**Data entries:**
####################
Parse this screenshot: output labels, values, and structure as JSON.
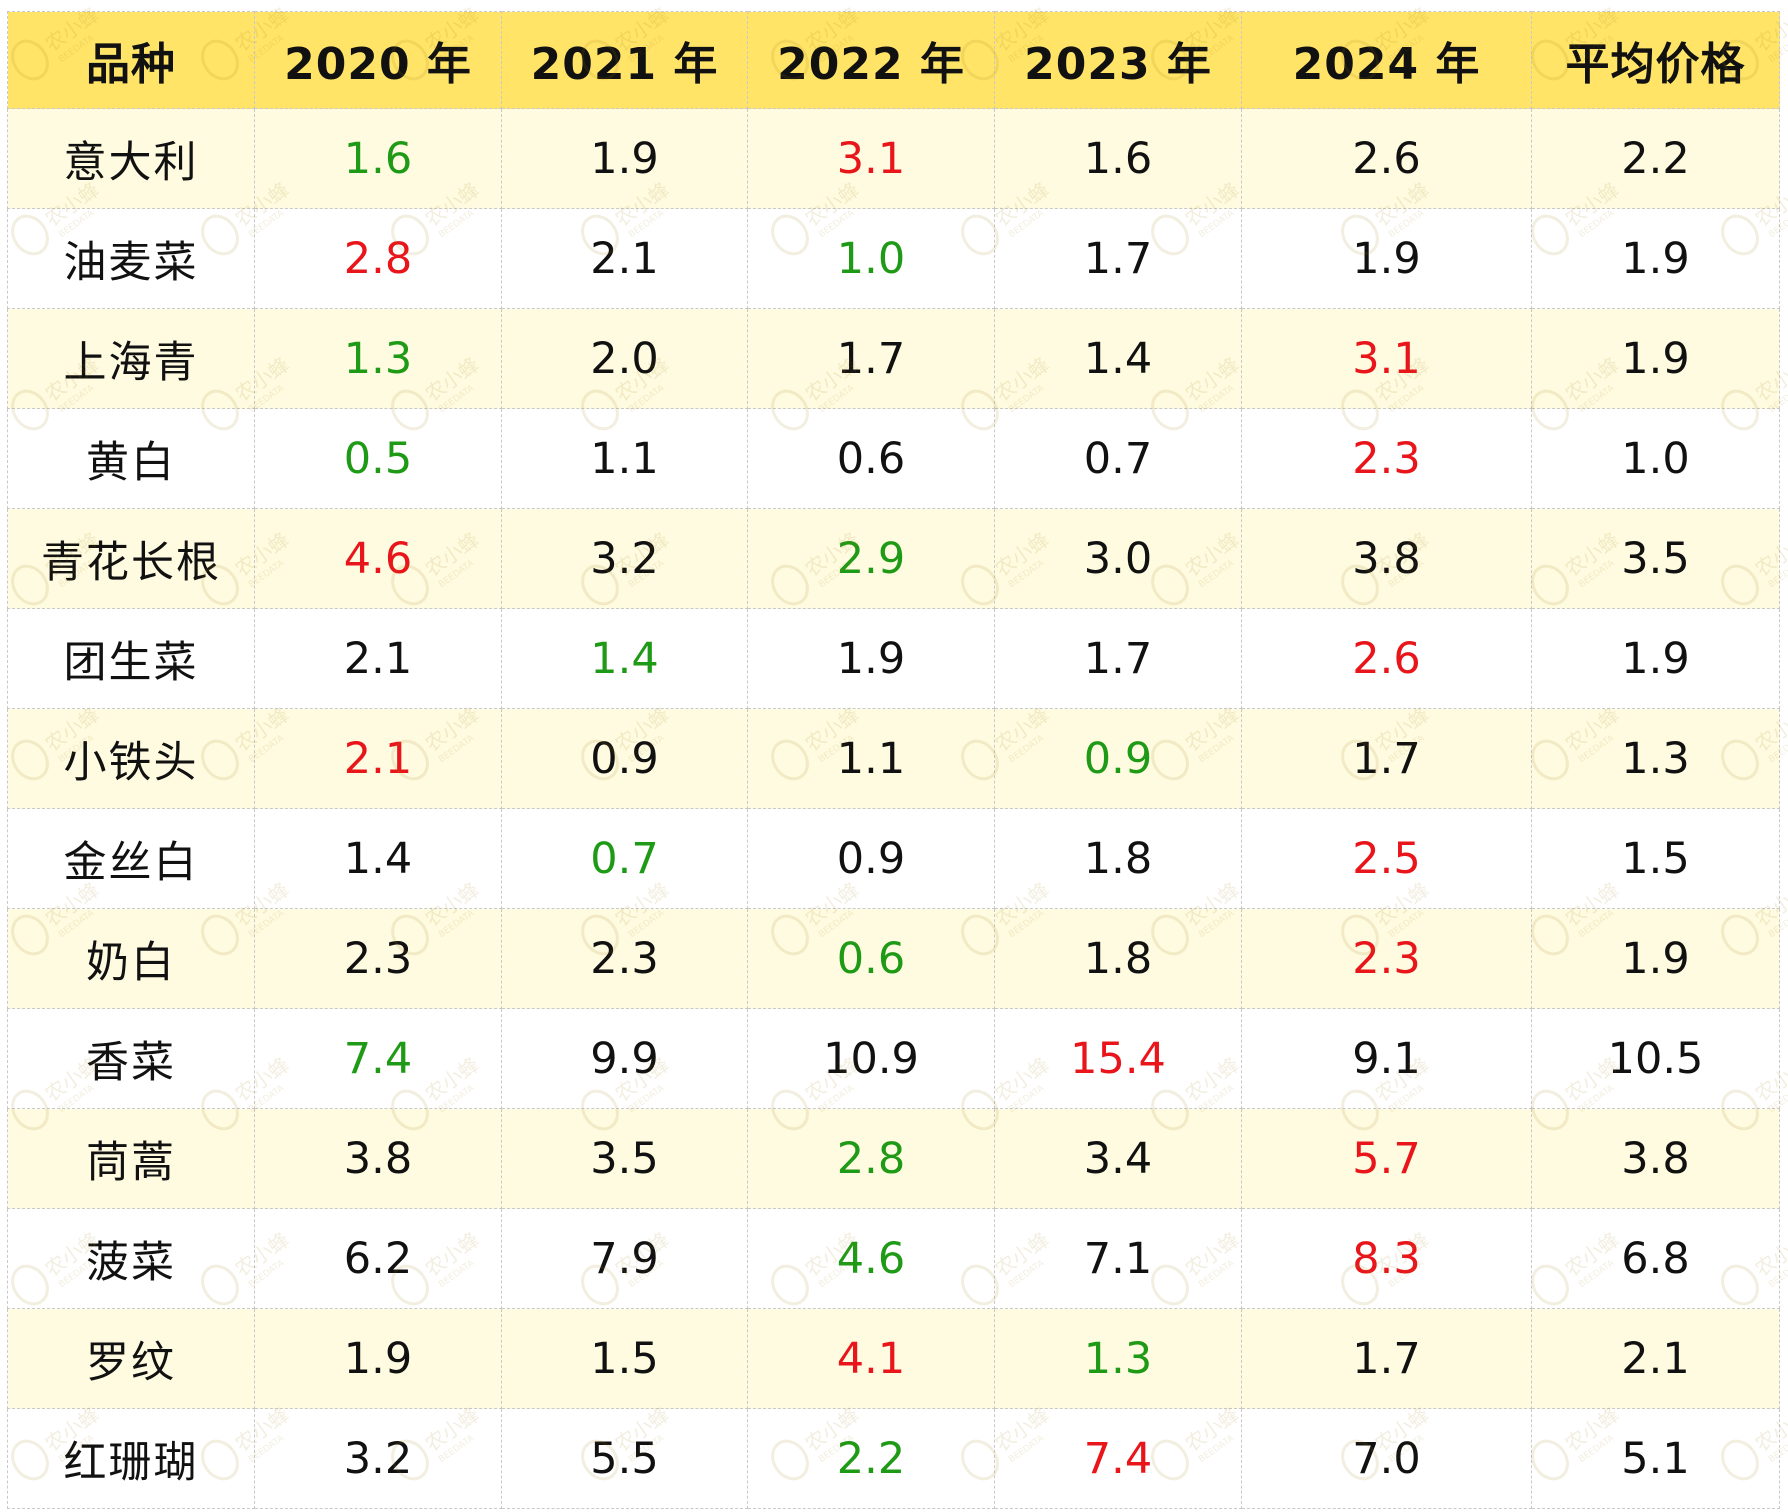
{
  "header": {
    "variety": "品种",
    "y2020": "2020 年",
    "y2021": "2021 年",
    "y2022": "2022 年",
    "y2023": "2023 年",
    "y2024": "2024 年",
    "avg": "平均价格"
  },
  "colors": {
    "header_bg": "#ffe468",
    "row_alt_bg": "#fffbe0",
    "high": "#e8161b",
    "low": "#1f9a16",
    "normal": "#111111"
  },
  "watermark": {
    "brand": "农小蜂",
    "sub": "BEEDATA"
  },
  "rows": [
    {
      "name": "意大利",
      "values": [
        "1.6",
        "1.9",
        "3.1",
        "1.6",
        "2.6",
        "2.2"
      ],
      "marks": [
        "low",
        "",
        "high",
        "",
        "",
        ""
      ]
    },
    {
      "name": "油麦菜",
      "values": [
        "2.8",
        "2.1",
        "1.0",
        "1.7",
        "1.9",
        "1.9"
      ],
      "marks": [
        "high",
        "",
        "low",
        "",
        "",
        ""
      ]
    },
    {
      "name": "上海青",
      "values": [
        "1.3",
        "2.0",
        "1.7",
        "1.4",
        "3.1",
        "1.9"
      ],
      "marks": [
        "low",
        "",
        "",
        "",
        "high",
        ""
      ]
    },
    {
      "name": "黄白",
      "values": [
        "0.5",
        "1.1",
        "0.6",
        "0.7",
        "2.3",
        "1.0"
      ],
      "marks": [
        "low",
        "",
        "",
        "",
        "high",
        ""
      ]
    },
    {
      "name": "青花长根",
      "values": [
        "4.6",
        "3.2",
        "2.9",
        "3.0",
        "3.8",
        "3.5"
      ],
      "marks": [
        "high",
        "",
        "low",
        "",
        "",
        ""
      ]
    },
    {
      "name": "团生菜",
      "values": [
        "2.1",
        "1.4",
        "1.9",
        "1.7",
        "2.6",
        "1.9"
      ],
      "marks": [
        "",
        "low",
        "",
        "",
        "high",
        ""
      ]
    },
    {
      "name": "小铁头",
      "values": [
        "2.1",
        "0.9",
        "1.1",
        "0.9",
        "1.7",
        "1.3"
      ],
      "marks": [
        "high",
        "",
        "",
        "low",
        "",
        ""
      ]
    },
    {
      "name": "金丝白",
      "values": [
        "1.4",
        "0.7",
        "0.9",
        "1.8",
        "2.5",
        "1.5"
      ],
      "marks": [
        "",
        "low",
        "",
        "",
        "high",
        ""
      ]
    },
    {
      "name": "奶白",
      "values": [
        "2.3",
        "2.3",
        "0.6",
        "1.8",
        "2.3",
        "1.9"
      ],
      "marks": [
        "",
        "",
        "low",
        "",
        "high",
        ""
      ]
    },
    {
      "name": "香菜",
      "values": [
        "7.4",
        "9.9",
        "10.9",
        "15.4",
        "9.1",
        "10.5"
      ],
      "marks": [
        "low",
        "",
        "",
        "high",
        "",
        ""
      ]
    },
    {
      "name": "茼蒿",
      "values": [
        "3.8",
        "3.5",
        "2.8",
        "3.4",
        "5.7",
        "3.8"
      ],
      "marks": [
        "",
        "",
        "low",
        "",
        "high",
        ""
      ]
    },
    {
      "name": "菠菜",
      "values": [
        "6.2",
        "7.9",
        "4.6",
        "7.1",
        "8.3",
        "6.8"
      ],
      "marks": [
        "",
        "",
        "low",
        "",
        "high",
        ""
      ]
    },
    {
      "name": "罗纹",
      "values": [
        "1.9",
        "1.5",
        "4.1",
        "1.3",
        "1.7",
        "2.1"
      ],
      "marks": [
        "",
        "",
        "high",
        "low",
        "",
        ""
      ]
    },
    {
      "name": "红珊瑚",
      "values": [
        "3.2",
        "5.5",
        "2.2",
        "7.4",
        "7.0",
        "5.1"
      ],
      "marks": [
        "",
        "",
        "low",
        "high",
        "",
        ""
      ]
    }
  ]
}
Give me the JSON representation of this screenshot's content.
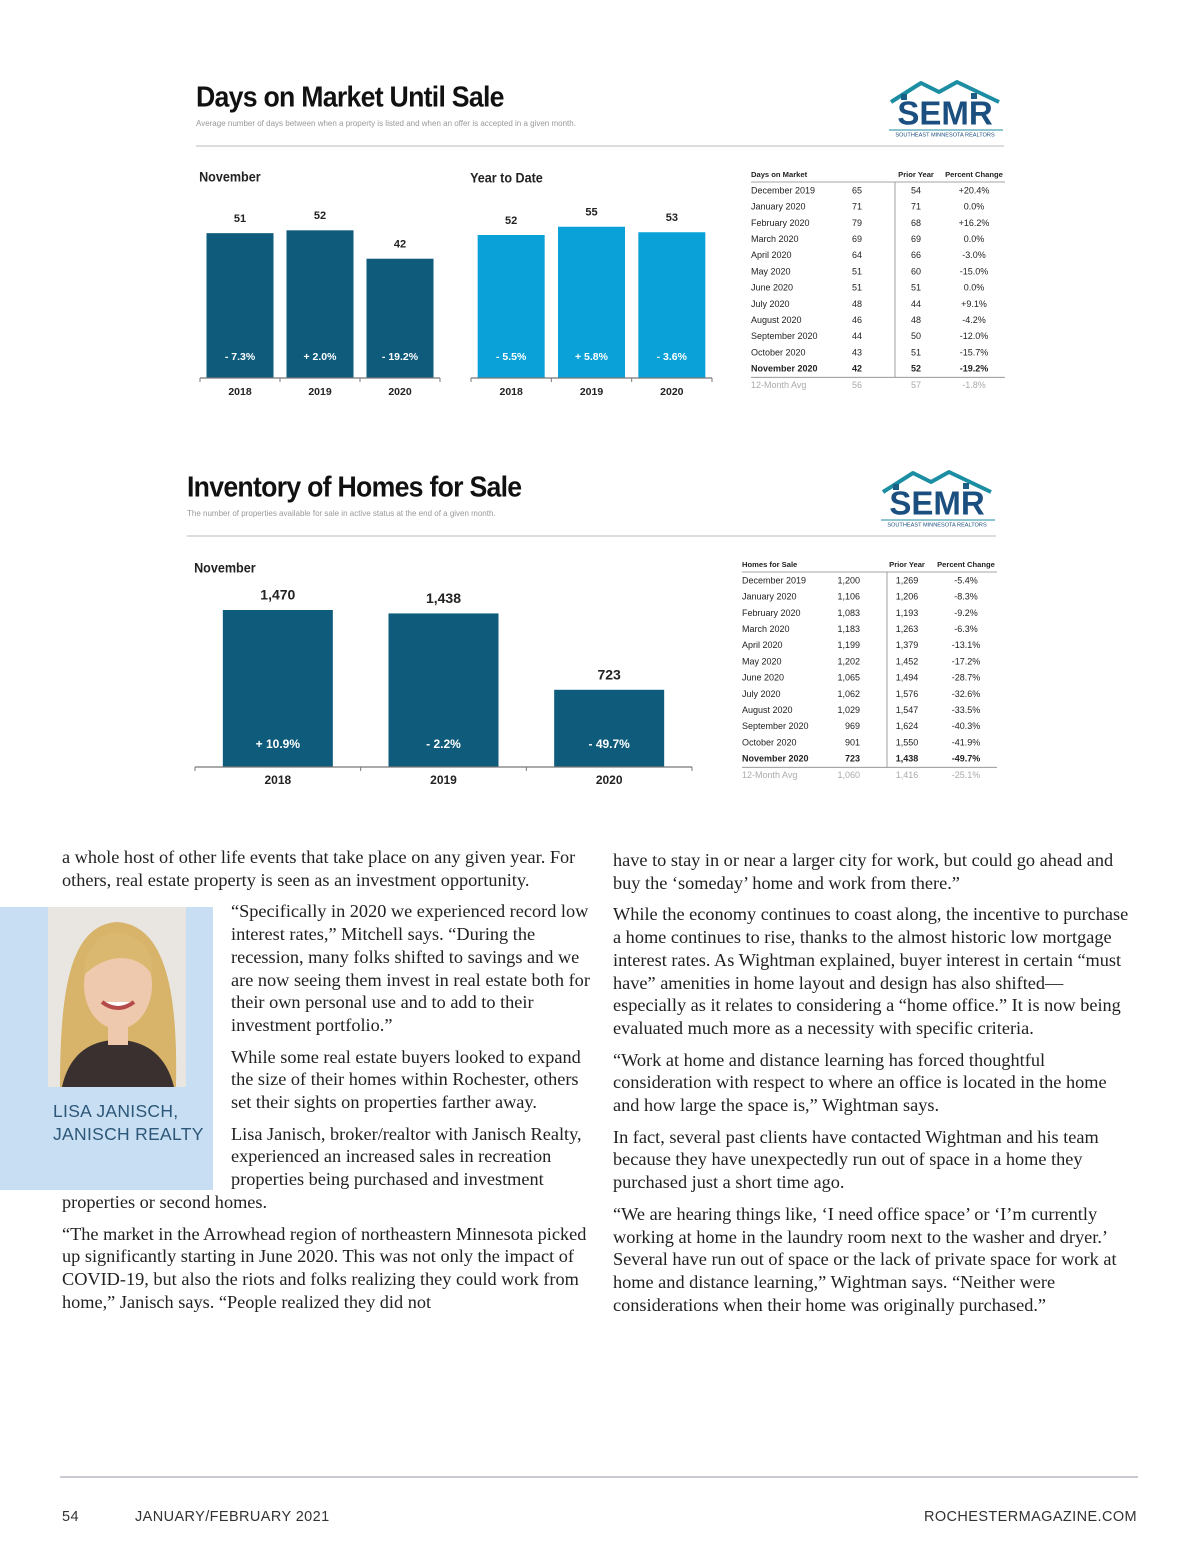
{
  "dom": {
    "title": "Days on Market Until Sale",
    "subtitle": "Average number of days between when a property is listed and when an offer is accepted in a given month.",
    "logo": {
      "text": "SEMR",
      "tagline": "SOUTHEAST MINNESOTA REALTORS"
    },
    "charts": [
      {
        "type": "bar",
        "label": "November",
        "color": "#0e5b7c",
        "categories": [
          "2018",
          "2019",
          "2020"
        ],
        "values": [
          51,
          52,
          42
        ],
        "change_labels": [
          "- 7.3%",
          "+ 2.0%",
          "- 19.2%"
        ]
      },
      {
        "type": "bar",
        "label": "Year to Date",
        "color": "#0aa1d8",
        "categories": [
          "2018",
          "2019",
          "2020"
        ],
        "values": [
          52,
          55,
          53
        ],
        "change_labels": [
          "- 5.5%",
          "+ 5.8%",
          "- 3.6%"
        ]
      }
    ],
    "table": {
      "header": [
        "Days on Market",
        "Prior Year",
        "Percent Change"
      ],
      "rows": [
        [
          "December 2019",
          "65",
          "54",
          "+20.4%"
        ],
        [
          "January 2020",
          "71",
          "71",
          "0.0%"
        ],
        [
          "February 2020",
          "79",
          "68",
          "+16.2%"
        ],
        [
          "March 2020",
          "69",
          "69",
          "0.0%"
        ],
        [
          "April 2020",
          "64",
          "66",
          "-3.0%"
        ],
        [
          "May 2020",
          "51",
          "60",
          "-15.0%"
        ],
        [
          "June 2020",
          "51",
          "51",
          "0.0%"
        ],
        [
          "July 2020",
          "48",
          "44",
          "+9.1%"
        ],
        [
          "August 2020",
          "46",
          "48",
          "-4.2%"
        ],
        [
          "September 2020",
          "44",
          "50",
          "-12.0%"
        ],
        [
          "October 2020",
          "43",
          "51",
          "-15.7%"
        ],
        [
          "November 2020",
          "42",
          "52",
          "-19.2%"
        ],
        [
          "12-Month Avg",
          "56",
          "57",
          "-1.8%"
        ]
      ]
    }
  },
  "inventory": {
    "title": "Inventory of Homes for Sale",
    "subtitle": "The number of properties available for sale in active status at the end of a given month.",
    "logo": {
      "text": "SEMR",
      "tagline": "SOUTHEAST MINNESOTA REALTORS"
    },
    "charts": [
      {
        "type": "bar",
        "label": "November",
        "color": "#0e5b7c",
        "categories": [
          "2018",
          "2019",
          "2020"
        ],
        "values": [
          1470,
          1438,
          723
        ],
        "value_labels": [
          "1,470",
          "1,438",
          "723"
        ],
        "change_labels": [
          "+ 10.9%",
          "- 2.2%",
          "- 49.7%"
        ]
      }
    ],
    "table": {
      "header": [
        "Homes for Sale",
        "Prior Year",
        "Percent Change"
      ],
      "rows": [
        [
          "December 2019",
          "1,200",
          "1,269",
          "-5.4%"
        ],
        [
          "January 2020",
          "1,106",
          "1,206",
          "-8.3%"
        ],
        [
          "February 2020",
          "1,083",
          "1,193",
          "-9.2%"
        ],
        [
          "March 2020",
          "1,183",
          "1,263",
          "-6.3%"
        ],
        [
          "April 2020",
          "1,199",
          "1,379",
          "-13.1%"
        ],
        [
          "May 2020",
          "1,202",
          "1,452",
          "-17.2%"
        ],
        [
          "June 2020",
          "1,065",
          "1,494",
          "-28.7%"
        ],
        [
          "July 2020",
          "1,062",
          "1,576",
          "-32.6%"
        ],
        [
          "August 2020",
          "1,029",
          "1,547",
          "-33.5%"
        ],
        [
          "September 2020",
          "969",
          "1,624",
          "-40.3%"
        ],
        [
          "October 2020",
          "901",
          "1,550",
          "-41.9%"
        ],
        [
          "November 2020",
          "723",
          "1,438",
          "-49.7%"
        ],
        [
          "12-Month Avg",
          "1,060",
          "1,416",
          "-25.1%"
        ]
      ]
    }
  },
  "article": {
    "left": [
      "a whole host of other life events that take place on any given year. For others, real estate property is seen as an investment opportunity.",
      "“Specifically in 2020 we experienced record low interest rates,” Mitchell says. “During the recession, many folks shifted to savings and we are now seeing them invest in real estate both for their own personal use and to add to their investment portfolio.”",
      "While some real estate buyers looked to expand the size of their homes within Rochester, others set their sights on properties farther away.",
      "Lisa Janisch, broker/realtor with Janisch Realty, experienced an increased sales in recreation properties being purchased and investment properties or second homes.",
      "“The market in the Arrowhead region of northeastern Minnesota picked up significantly starting in June 2020. This was not only the impact of COVID-19, but also the riots and folks realizing they could work from home,” Janisch says. “People realized they did not"
    ],
    "right": [
      "have to stay in or near a larger city for work, but could go ahead and buy the ‘someday’ home and work from there.”",
      "While the economy continues to coast along, the incentive to purchase a home continues to rise, thanks to the almost historic low mortgage interest rates. As Wightman explained, buyer interest in certain “must have” amenities in home layout and design has also shifted—especially as it relates to considering a “home office.” It is now being evaluated much more as a necessity with specific criteria.",
      "“Work at home and distance learning has forced thoughtful consideration with respect to where an office is located in the home and how large the space is,” Wightman says.",
      "In fact, several past clients have contacted Wightman and his team because they have unexpectedly run out of space in a home they purchased just a short time ago.",
      "“We are hearing things like, ‘I need office space’ or ‘I’m currently working at home in the laundry room next to the washer and dryer.’ Several have run out of space or the lack of private space for work at home and distance learning,” Wightman says. “Neither were considerations when their home was originally purchased.”"
    ],
    "caption": [
      "LISA JANISCH,",
      "JANISCH REALTY"
    ]
  },
  "footer": {
    "page": "54",
    "issue": "JANUARY/FEBRUARY 2021",
    "site": "ROCHESTERMAGAZINE.COM"
  }
}
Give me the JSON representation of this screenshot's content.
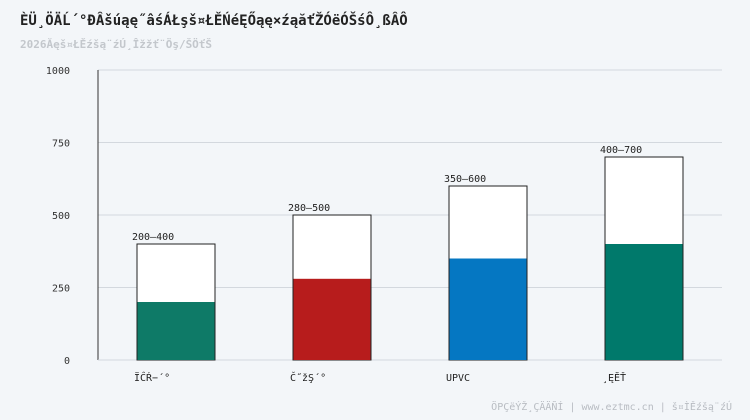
{
  "header": {
    "title": "ÈÜ¸ÖÄĹ´°ÐÂšúąę˝âśÁŁşš¤ŁĚŃéĘŐąę×źąăťŽÓëÓŠśÔ¸ßÂÔ",
    "subtitle": "2026Ăęš¤ŁĚźšą¨źÚ¸Îžžť¨Öş/ŠÖťŠ"
  },
  "footer": {
    "text": "ÖРÇëÝŽ¸ÇÄÄÑÍ | www.eztmc.cn | š¤ÌĚźšą¨źÚ"
  },
  "colors": {
    "axis": "#333333",
    "grid": "#d3d8de",
    "range_fill": "#ffffff",
    "range_stroke": "#222222"
  },
  "chart_data": {
    "type": "bar",
    "categories": [
      "ÏĈŔ−´°",
      "Č˝žŞ´°",
      "UPVC",
      "¸ĘĔŤ"
    ],
    "series": [
      {
        "values": [
          200,
          280,
          350,
          400
        ],
        "colors": [
          "#0e7a67",
          "#b71c1c",
          "#0577c2",
          "#00796b"
        ]
      },
      {
        "values": [
          400,
          500,
          600,
          700
        ]
      }
    ],
    "range_labels": [
      "200–400",
      "280–500",
      "350–600",
      "400–700"
    ],
    "yticks": [
      0,
      250,
      500,
      750,
      1000
    ],
    "ylim": [
      0,
      1000
    ],
    "grid": true
  }
}
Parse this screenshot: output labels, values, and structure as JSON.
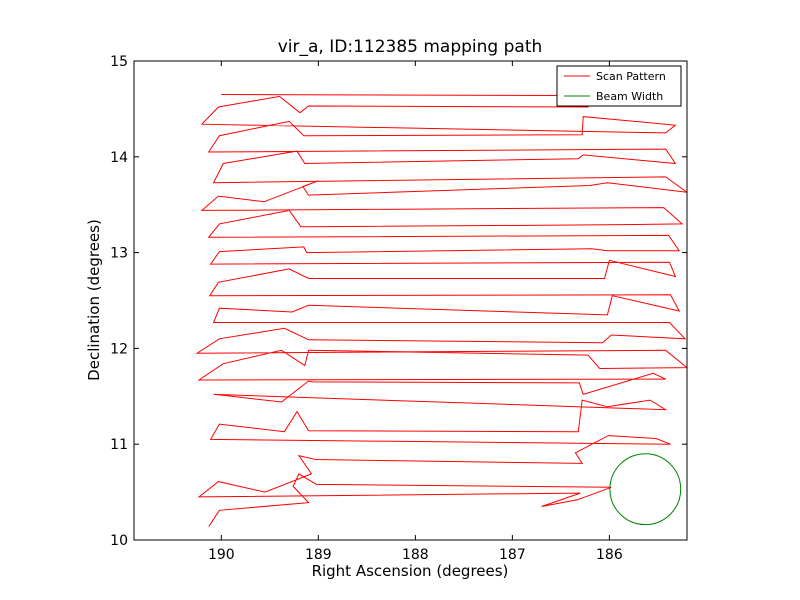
####################
**Problem to work on:** Pull every line containing the word "office" out of the material.

**Completed task:**
      "While the economy continues to coast along, the incentive to purchase a home continues to rise, thanks to the almost historic low mortgage interest rates. As Wightman explained, buyer interest in certain “must have” amenities in home layout and design has also shifted—especially as it relates to considering a “home office.” It is now being evaluated much more as a necessity with specific criteria.",
      "“Work at home and distance learning has forced thoughtful consideration with respect to where an office is located in the home and how large the space is,” Wightman says.",
      "“We are hearing things like, ‘I need office space’ or ‘I’m currently working at home in the laundry room next to the washer and dryer.’ Several have run out of space or the lack of private space for work at home and distance learning,” Wightman says. “Neither were considerations when their home was originally purchased.”"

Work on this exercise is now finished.